-- Text passage --
• • • •
Audio in search can be used both as an input modality, as in spoken queries, and as a media type to search over. Kohler et al., 2008 note a “renaissance” in speech retrieval in the last few years, due both to the increased availability of podcasts and other audio and video collections, and to the maturing of speech recognition technology. Although much of the audio retrieval research has been done on broadcast news, the availability of digitally stored casual speech in the form of interviews, lectures, debates, radio talk show archives, and educational podcasts is increasingly available. However, searching conversational speech poses additional challenges over professional speech (Maybury, 2007). Music retrieval is also an active area of research (McNab et al., 1996, Downie, 2003, Vignoli and Pauws, 2005, Mandel et al., 2006).

Because spoken language audio can be converted with some degree of accuracy to text, audio retrieval interfaces can be more similar to those of text retrieval than image and video data, although in some cases, such as voicemail retrieval, the nuances in spoken language are the important part of an audio message, and for these text transcripts are insufficient (Whittaker et al., 1998). Nonetheless, some researchers have experimented with creating visual interfaces to speech archives. For example, the SCAN (Speech Content Based Audio Navigator) system (Whittaker et al., 1999) provided a scannable interface for searching an archive of the audio of broadcast news (see Figure 12.10). In a study with 12 participants, participants were more successful and preferred an interface with a visual component showing location of query term hits, even though they were searching over audio content.

Figure 12.10: The SCAN interface for searching audio archives of spoken language, from (Whittaker et al., 1999). Search hits are shown visually, similar to TileBars (Hearst, 1995).

Tombros and Crestani, 2000, in a study with 10 participants, compared retrieval results presented as text on a screen versus read aloud by a human in person, read by a human over the phone, and read by a speech synthesizer over the phone. The phone-based systems were significantly slower than the on-screen system, and less accurate as well. They found that precision, recall, and time taken for the last query when hearing information over the phone was significantly slower than for the first query in that condition, but did not find this in the screen reading condition.

Some researchers have focused on speaker recognition algorithms and interfaces to show who is speaking at different points of time in a meeting or other group situation (see Figure 12.11) (Kimber and Wilcox, 1997). Many efforts in this domain are multi-modal, meaning that audio, text, and video are interlinked and cues from each are used to segment and recognize different attributes from each media type (Bett et al., 2000, Oviatt et al., 1997, Oviatt and Darrell, 2004, Maybury, 2007).

Figure 12.11: Interface for browsing spoken language by different speakers participating in a panel discussion at a conference, from Kimber and Wilcox, 1997.

12.2.4: Multimedia Search on Web Search Engines

Web search engines have long offered search over images as well as text, and more recently have begun offering video search as well. Most search engines offer multimedia search as an explicit search starting point, activated when the user selects a tab or a link from the main search page. Thus if a user selected Image Search and typed in rainbow, the results would look much different than querying on the same keyword in Web search. Additionally, for many years, if the user included image or pic as part of the query, the search results would suggest that the user switch over to image search. When implemented this way, the multimedia search is referred to as a vertical search, meaning search over a specialized or limited collection.
• • • •
-- Data extract --
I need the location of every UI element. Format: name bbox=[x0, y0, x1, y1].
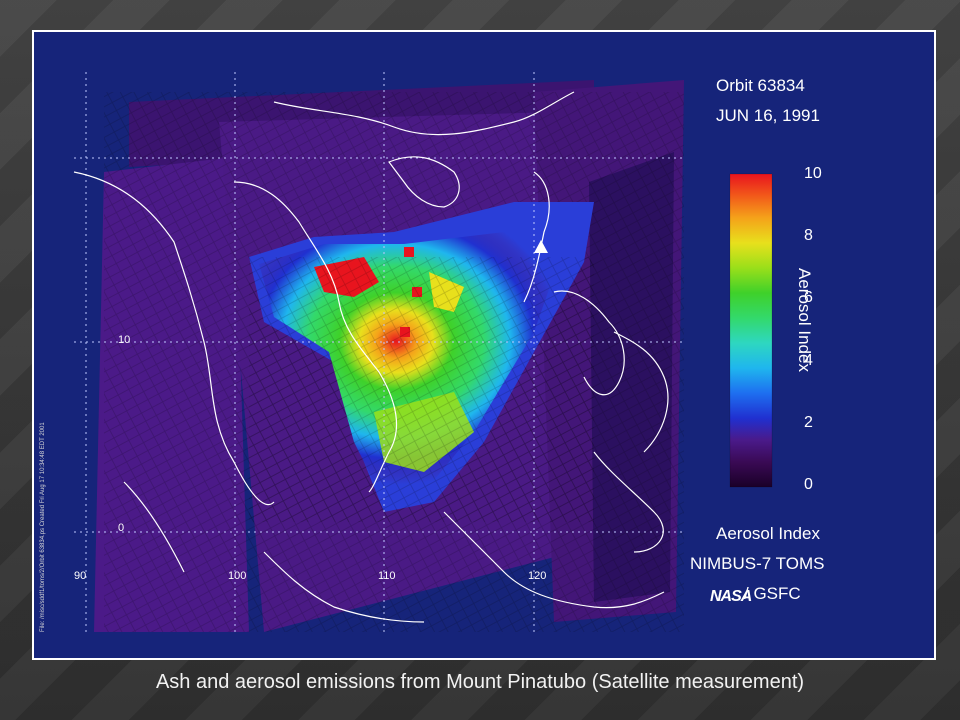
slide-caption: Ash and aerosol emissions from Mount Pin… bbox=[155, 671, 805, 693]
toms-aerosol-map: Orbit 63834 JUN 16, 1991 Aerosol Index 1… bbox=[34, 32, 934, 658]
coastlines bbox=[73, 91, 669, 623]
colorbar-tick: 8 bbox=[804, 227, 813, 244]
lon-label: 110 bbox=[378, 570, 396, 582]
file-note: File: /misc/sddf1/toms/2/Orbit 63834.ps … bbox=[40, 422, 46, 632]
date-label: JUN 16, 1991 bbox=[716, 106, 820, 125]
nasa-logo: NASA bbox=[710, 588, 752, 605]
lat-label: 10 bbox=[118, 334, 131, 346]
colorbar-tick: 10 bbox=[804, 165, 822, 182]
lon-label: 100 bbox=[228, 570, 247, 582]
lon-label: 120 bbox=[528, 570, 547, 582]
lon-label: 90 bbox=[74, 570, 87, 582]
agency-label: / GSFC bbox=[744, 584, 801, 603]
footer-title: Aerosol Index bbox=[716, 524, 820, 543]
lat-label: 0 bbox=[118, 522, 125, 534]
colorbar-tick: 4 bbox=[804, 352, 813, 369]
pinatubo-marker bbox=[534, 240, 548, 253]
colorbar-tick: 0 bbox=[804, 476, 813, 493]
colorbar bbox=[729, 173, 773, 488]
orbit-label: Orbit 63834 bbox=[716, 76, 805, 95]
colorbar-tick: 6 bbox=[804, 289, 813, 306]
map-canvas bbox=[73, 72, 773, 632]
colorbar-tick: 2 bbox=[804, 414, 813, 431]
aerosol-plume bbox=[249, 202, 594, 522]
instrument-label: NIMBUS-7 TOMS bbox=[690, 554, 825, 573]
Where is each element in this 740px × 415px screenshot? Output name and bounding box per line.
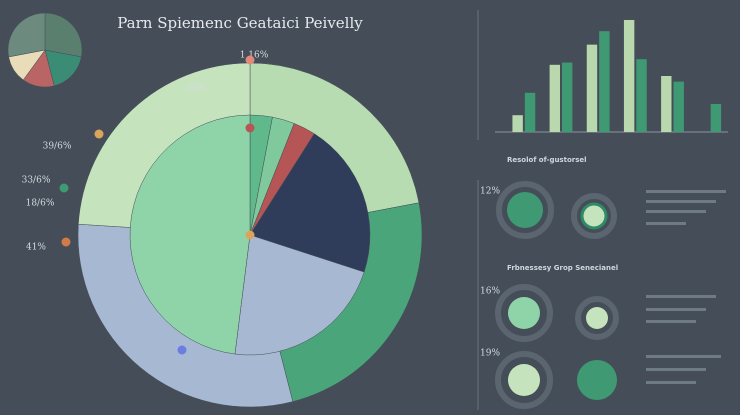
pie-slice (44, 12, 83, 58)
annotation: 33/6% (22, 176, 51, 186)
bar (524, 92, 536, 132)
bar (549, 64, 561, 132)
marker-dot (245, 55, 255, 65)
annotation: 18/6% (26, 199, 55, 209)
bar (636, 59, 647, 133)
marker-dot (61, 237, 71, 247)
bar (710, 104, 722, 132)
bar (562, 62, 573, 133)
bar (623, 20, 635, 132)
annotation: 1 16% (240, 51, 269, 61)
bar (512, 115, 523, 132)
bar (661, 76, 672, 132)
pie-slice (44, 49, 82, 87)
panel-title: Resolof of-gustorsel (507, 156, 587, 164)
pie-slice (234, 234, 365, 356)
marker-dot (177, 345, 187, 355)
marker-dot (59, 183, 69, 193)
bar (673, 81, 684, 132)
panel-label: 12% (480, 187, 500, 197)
• • • •
-- Aim 1 --
According to the passage on audio search, why can audio retrieval interfaces be more similar to text retrieval interfaces than those for image and video data?
-- Aim 2 --
Extend the passage on audio and multimedia search, picking up after its final sentence about vertical search.

-- Task output 1 --
Spoken-language audio can be converted to text with some degree of accuracy, so interfaces for searching it can resemble those used for text retrieval.

-- Task output 2 --
Recently the major search engines have introduced what they call blended results or universal search, in which hits on images, videos, news, and other kinds of specialized content are interwoven with the Web page hits in the search results listing. (But only those queries that the algorithm determines should have such hits; many queries bring up only Web page hits.) A survey by iProspect of 2404 adults found that when multimedia search is offered as a vertical that requires changing the search interface, a large proportion of users either do not use it (35%) or else do not recall clicking on a link after using it (25%). Of those who have used vertical search, 26% recall having clicked on an image result, 17% on a news result, and only 10% on a video result. However, in the approximately six month period between when blended results were introduced by the major search engines and when the survey was conducted, 81% of users reported having clicked on these specialized links in the blended results, with news results being the most popular (iProspect, 2008). Eye-tracking results also indicate that including an image within the search results page tends to alter the scanning pattern (Hotchkiss, 2007a).

For Web search engines, image search is primarily keyword search, based on text labels derived from anchor text and/or the text surrounding the images on the Web pages in which they appear. Image search engines can also make use of human-assigned tags, as used in the Flickr photo sharing Web site. In most cases, the user enters a query into a search form, and the images are shown in a grid, labeled with some metadata. Microsoft image search uses an “endless scroll” grid interface, meaning that rather than breaking the results up into pages of 10, 30, or 50 images, all the images are shown in one continuously growing web page, progressively appearing in the grid as they are retrieved. Image analysis technology is used to allow the user to refine by certain attributes that can be easily computed, such as image size, aspect ratio, color versus black and white, and photograph vs. illustration. The system also runs a face recognizer so users can refine images to those that contain people. Flickr also allows search over images according to manually assigned geographic location tags, showing the locations of resulting images on a map.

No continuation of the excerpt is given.